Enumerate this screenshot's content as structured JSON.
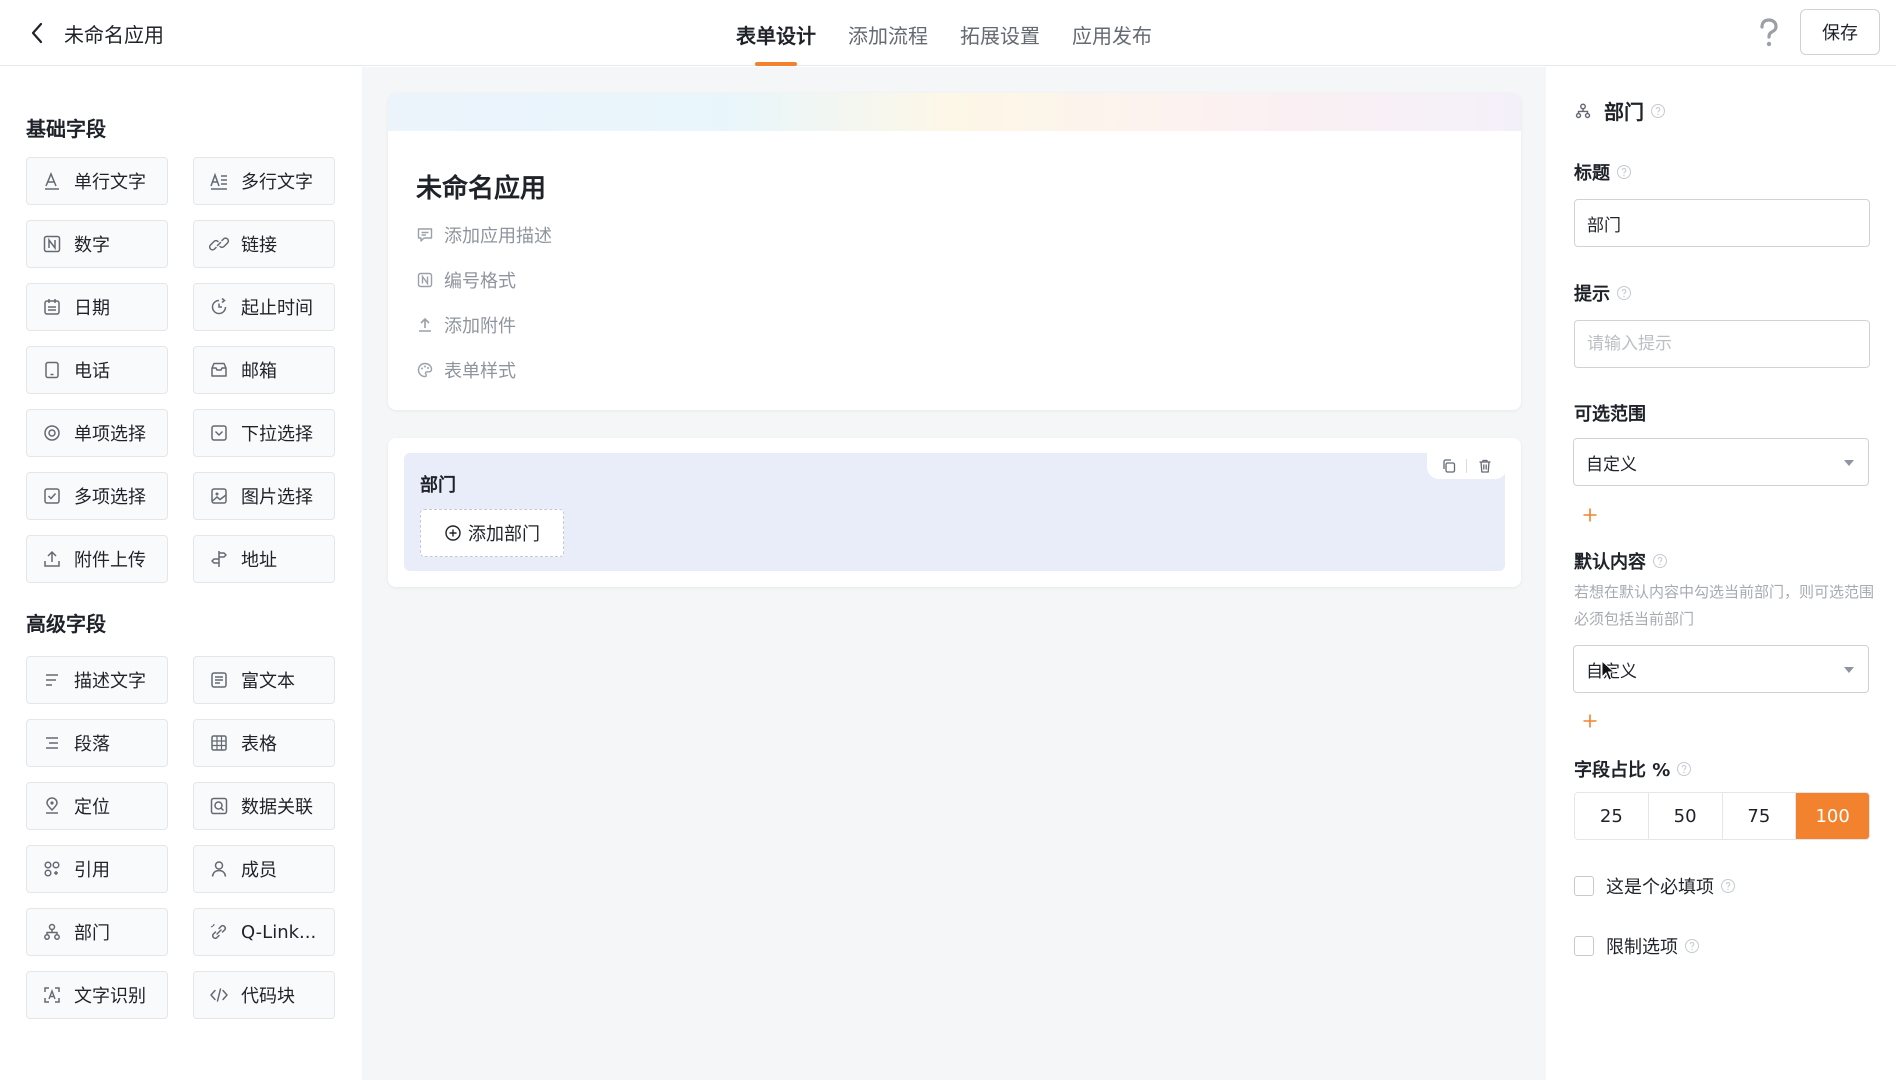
{
  "header": {
    "app_title": "未命名应用",
    "tabs": [
      {
        "label": "表单设计",
        "active": true
      },
      {
        "label": "添加流程",
        "active": false
      },
      {
        "label": "拓展设置",
        "active": false
      },
      {
        "label": "应用发布",
        "active": false
      }
    ],
    "save_label": "保存",
    "help_glyph": "?"
  },
  "left_panel": {
    "basic_title": "基础字段",
    "basic_fields": [
      {
        "label": "单行文字",
        "icon": "text-icon"
      },
      {
        "label": "多行文字",
        "icon": "multiline-text-icon"
      },
      {
        "label": "数字",
        "icon": "number-icon"
      },
      {
        "label": "链接",
        "icon": "link-icon"
      },
      {
        "label": "日期",
        "icon": "calendar-icon"
      },
      {
        "label": "起止时间",
        "icon": "time-range-icon"
      },
      {
        "label": "电话",
        "icon": "phone-icon"
      },
      {
        "label": "邮箱",
        "icon": "mail-icon"
      },
      {
        "label": "单项选择",
        "icon": "radio-icon"
      },
      {
        "label": "下拉选择",
        "icon": "dropdown-icon"
      },
      {
        "label": "多项选择",
        "icon": "checkbox-icon"
      },
      {
        "label": "图片选择",
        "icon": "image-icon"
      },
      {
        "label": "附件上传",
        "icon": "upload-icon"
      },
      {
        "label": "地址",
        "icon": "signpost-icon"
      }
    ],
    "advanced_title": "高级字段",
    "advanced_fields": [
      {
        "label": "描述文字",
        "icon": "description-icon"
      },
      {
        "label": "富文本",
        "icon": "rich-text-icon"
      },
      {
        "label": "段落",
        "icon": "paragraph-icon"
      },
      {
        "label": "表格",
        "icon": "table-icon"
      },
      {
        "label": "定位",
        "icon": "location-icon"
      },
      {
        "label": "数据关联",
        "icon": "data-link-icon"
      },
      {
        "label": "引用",
        "icon": "reference-icon"
      },
      {
        "label": "成员",
        "icon": "member-icon"
      },
      {
        "label": "部门",
        "icon": "department-icon"
      },
      {
        "label": "Q-Link...",
        "icon": "qlink-icon"
      },
      {
        "label": "文字识别",
        "icon": "ocr-icon"
      },
      {
        "label": "代码块",
        "icon": "code-icon"
      }
    ]
  },
  "canvas": {
    "form_title": "未命名应用",
    "meta_items": [
      {
        "label": "添加应用描述",
        "icon": "comment-icon"
      },
      {
        "label": "编号格式",
        "icon": "number-format-icon"
      },
      {
        "label": "添加附件",
        "icon": "attach-upload-icon"
      },
      {
        "label": "表单样式",
        "icon": "palette-icon"
      }
    ],
    "field": {
      "label": "部门",
      "add_button": "添加部门"
    }
  },
  "right_panel": {
    "header": "部门",
    "title_label": "标题",
    "title_value": "部门",
    "hint_label": "提示",
    "hint_placeholder": "请输入提示",
    "range_label": "可选范围",
    "range_value": "自定义",
    "default_label": "默认内容",
    "default_hint": "若想在默认内容中勾选当前部门，则可选范围必须包括当前部门",
    "default_value": "自定义",
    "ratio_label": "字段占比 %",
    "ratio_options": [
      "25",
      "50",
      "75",
      "100"
    ],
    "ratio_selected": "100",
    "required_label": "这是个必填项",
    "limit_label": "限制选项"
  },
  "colors": {
    "accent": "#f2822e",
    "selected_field_bg": "#e9edfa",
    "canvas_bg": "#f5f6f7"
  }
}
+===+
(What is expected):
Gather each line in these records that contains the string "text".

(Solution to the exercise):
        "icon": "text-icon"
        "icon": "multiline-text-icon"
        "icon": "rich-text-icon"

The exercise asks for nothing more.